• EXERCISE GOAL: Your task is to repeat the entries word for word while leaving out the pictures.

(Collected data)
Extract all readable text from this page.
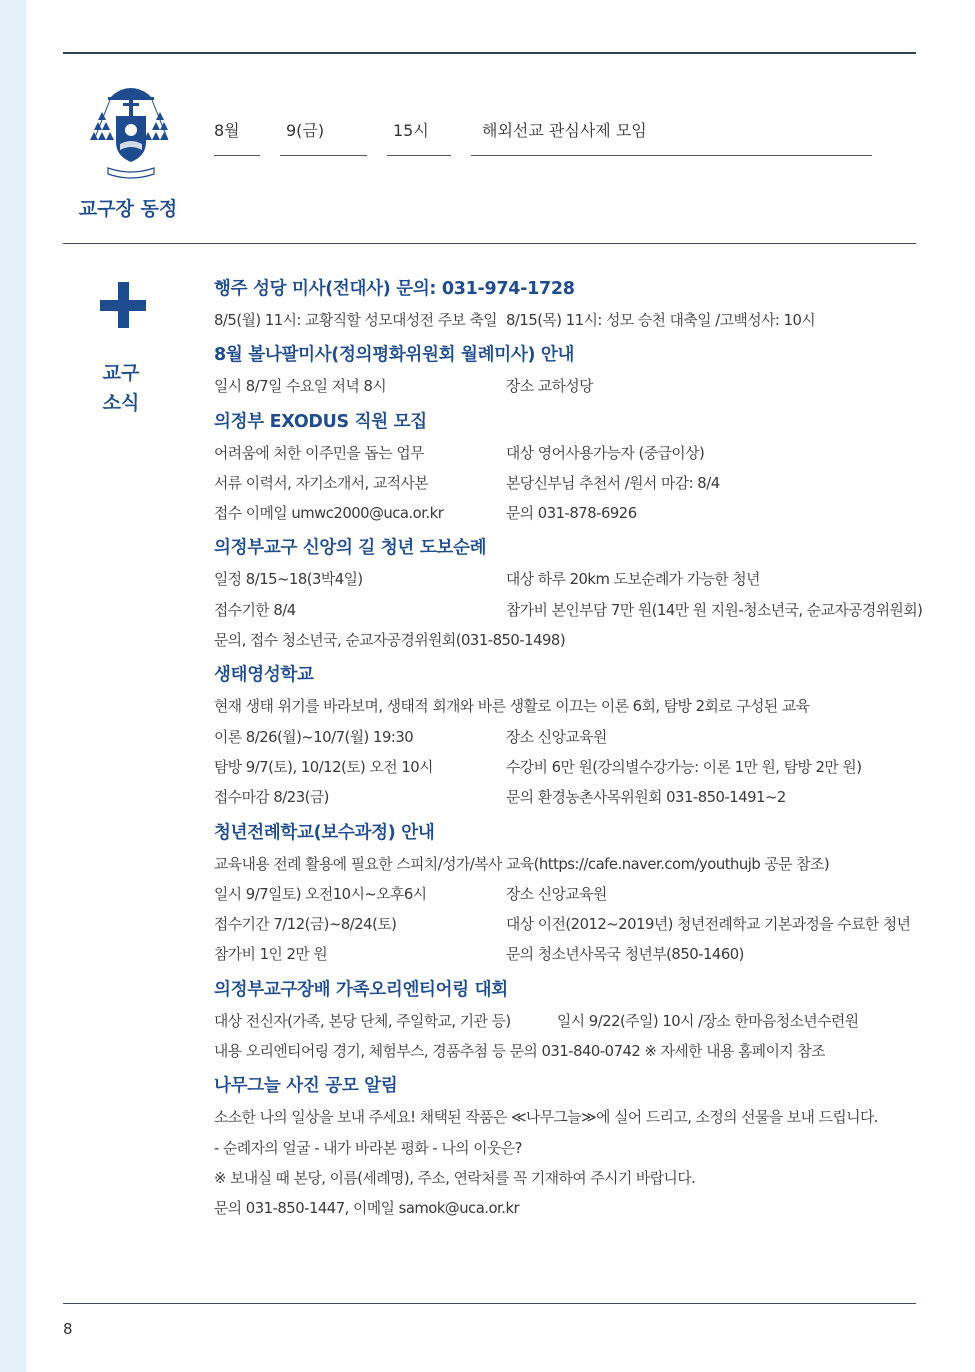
교구장 동정
8월	9(금)	15시	해외선교 관심사제 모임
교구
소식
행주 성당 미사(전대사) 문의: 031-974-1728
8/5(월) 11시: 교황직할 성모대성전 주보 축일 8/15(목) 11시: 성모 승천 대축일 /고백성사: 10시
8월 볼나팔미사(정의평화위원회 월례미사) 안내
일시 8/7일 수요일 저녁 8시	장소 교하성당
의정부 EXODUS 직원 모집
어려움에 처한 이주민을 돕는 업무	대상 영어사용가능자 (중급이상)
서류 이력서, 자기소개서, 교적사본	본당신부님 추천서 /원서 마감: 8/4
접수 이메일 umwc2000@uca.or.kr	문의 031-878-6926
의정부교구 신앙의 길 청년 도보순례
일정 8/15~18(3박4일)	대상 하루 20km 도보순례가 가능한 청년
접수기한 8/4	참가비 본인부담 7만 원(14만 원 지원-청소년국, 순교자공경위원회)
문의, 접수 청소년국, 순교자공경위원회(031-850-1498)
생태영성학교
현재 생태 위기를 바라보며, 생태적 회개와 바른 생활로 이끄는 이론 6회, 탐방 2회로 구성된 교육
이론 8/26(월)~10/7(월) 19:30	장소 신앙교육원
탐방 9/7(토), 10/12(토) 오전 10시	수강비 6만 원(강의별수강가능: 이론 1만 원, 탐방 2만 원)
접수마감 8/23(금)	문의 환경농촌사목위원회 031-850-1491~2
청년전례학교(보수과정) 안내
교육내용 전례 활용에 필요한 스피치/성가/복사 교육(https://cafe.naver.com/youthujb 공문 참조)
일시 9/7일토) 오전10시~오후6시	장소 신앙교육원
접수기간 7/12(금)~8/24(토)	대상 이전(2012~2019년) 청년전례학교 기본과정을 수료한 청년
참가비 1인 2만 원	문의 청소년사목국 청년부(850-1460)
의정부교구장배 가족오리엔티어링 대회
대상 전신자(가족, 본당 단체, 주일학교, 기관 등)	일시 9/22(주일) 10시 /장소 한마음청소년수련원
내용 오리엔티어링 경기, 체험부스, 경품추첨 등 문의 031-840-0742 ※ 자세한 내용 홈페이지 참조
나무그늘 사진 공모 알림
소소한 나의 일상을 보내 주세요! 채택된 작품은 ≪나무그늘≫에 실어 드리고, 소정의 선물을 보내 드립니다.
- 순례자의 얼굴 - 내가 바라본 평화 - 나의 이웃은?
※ 보내실 때 본당, 이름(세례명), 주소, 연락처를 꼭 기재하여 주시기 바랍니다.
문의 031-850-1447, 이메일 samok@uca.or.kr
8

• WRITTEN ANSWER:
Extract all readable text from this page.
교구장 동정
8월	9(금)	15시	해외선교 관심사제 모임
교구
소식
행주 성당 미사(전대사) 문의: 031-974-1728
8/5(월) 11시: 교황직할 성모대성전 주보 축일 8/15(목) 11시: 성모 승천 대축일 /고백성사: 10시
8월 볼나팔미사(정의평화위원회 월례미사) 안내
일시 8/7일 수요일 저녁 8시	장소 교하성당
의정부 EXODUS 직원 모집
어려움에 처한 이주민을 돕는 업무	대상 영어사용가능자 (중급이상)
서류 이력서, 자기소개서, 교적사본	본당신부님 추천서 /원서 마감: 8/4
접수 이메일 umwc2000@uca.or.kr	문의 031-878-6926
의정부교구 신앙의 길 청년 도보순례
일정 8/15~18(3박4일)	대상 하루 20km 도보순례가 가능한 청년
접수기한 8/4	참가비 본인부담 7만 원(14만 원 지원-청소년국, 순교자공경위원회)
문의, 접수 청소년국, 순교자공경위원회(031-850-1498)
생태영성학교
현재 생태 위기를 바라보며, 생태적 회개와 바른 생활로 이끄는 이론 6회, 탐방 2회로 구성된 교육
이론 8/26(월)~10/7(월) 19:30	장소 신앙교육원
탐방 9/7(토), 10/12(토) 오전 10시	수강비 6만 원(강의별수강가능: 이론 1만 원, 탐방 2만 원)
접수마감 8/23(금)	문의 환경농촌사목위원회 031-850-1491~2
청년전례학교(보수과정) 안내
교육내용 전례 활용에 필요한 스피치/성가/복사 교육(https://cafe.naver.com/youthujb 공문 참조)
일시 9/7일토) 오전10시~오후6시	장소 신앙교육원
접수기간 7/12(금)~8/24(토)	대상 이전(2012~2019년) 청년전례학교 기본과정을 수료한 청년
참가비 1인 2만 원	문의 청소년사목국 청년부(850-1460)
의정부교구장배 가족오리엔티어링 대회
대상 전신자(가족, 본당 단체, 주일학교, 기관 등)	일시 9/22(주일) 10시 /장소 한마음청소년수련원
내용 오리엔티어링 경기, 체험부스, 경품추첨 등 문의 031-840-0742 ※ 자세한 내용 홈페이지 참조
나무그늘 사진 공모 알림
소소한 나의 일상을 보내 주세요! 채택된 작품은 ≪나무그늘≫에 실어 드리고, 소정의 선물을 보내 드립니다.
- 순례자의 얼굴 - 내가 바라본 평화 - 나의 이웃은?
※ 보내실 때 본당, 이름(세례명), 주소, 연락처를 꼭 기재하여 주시기 바랍니다.
문의 031-850-1447, 이메일 samok@uca.or.kr
8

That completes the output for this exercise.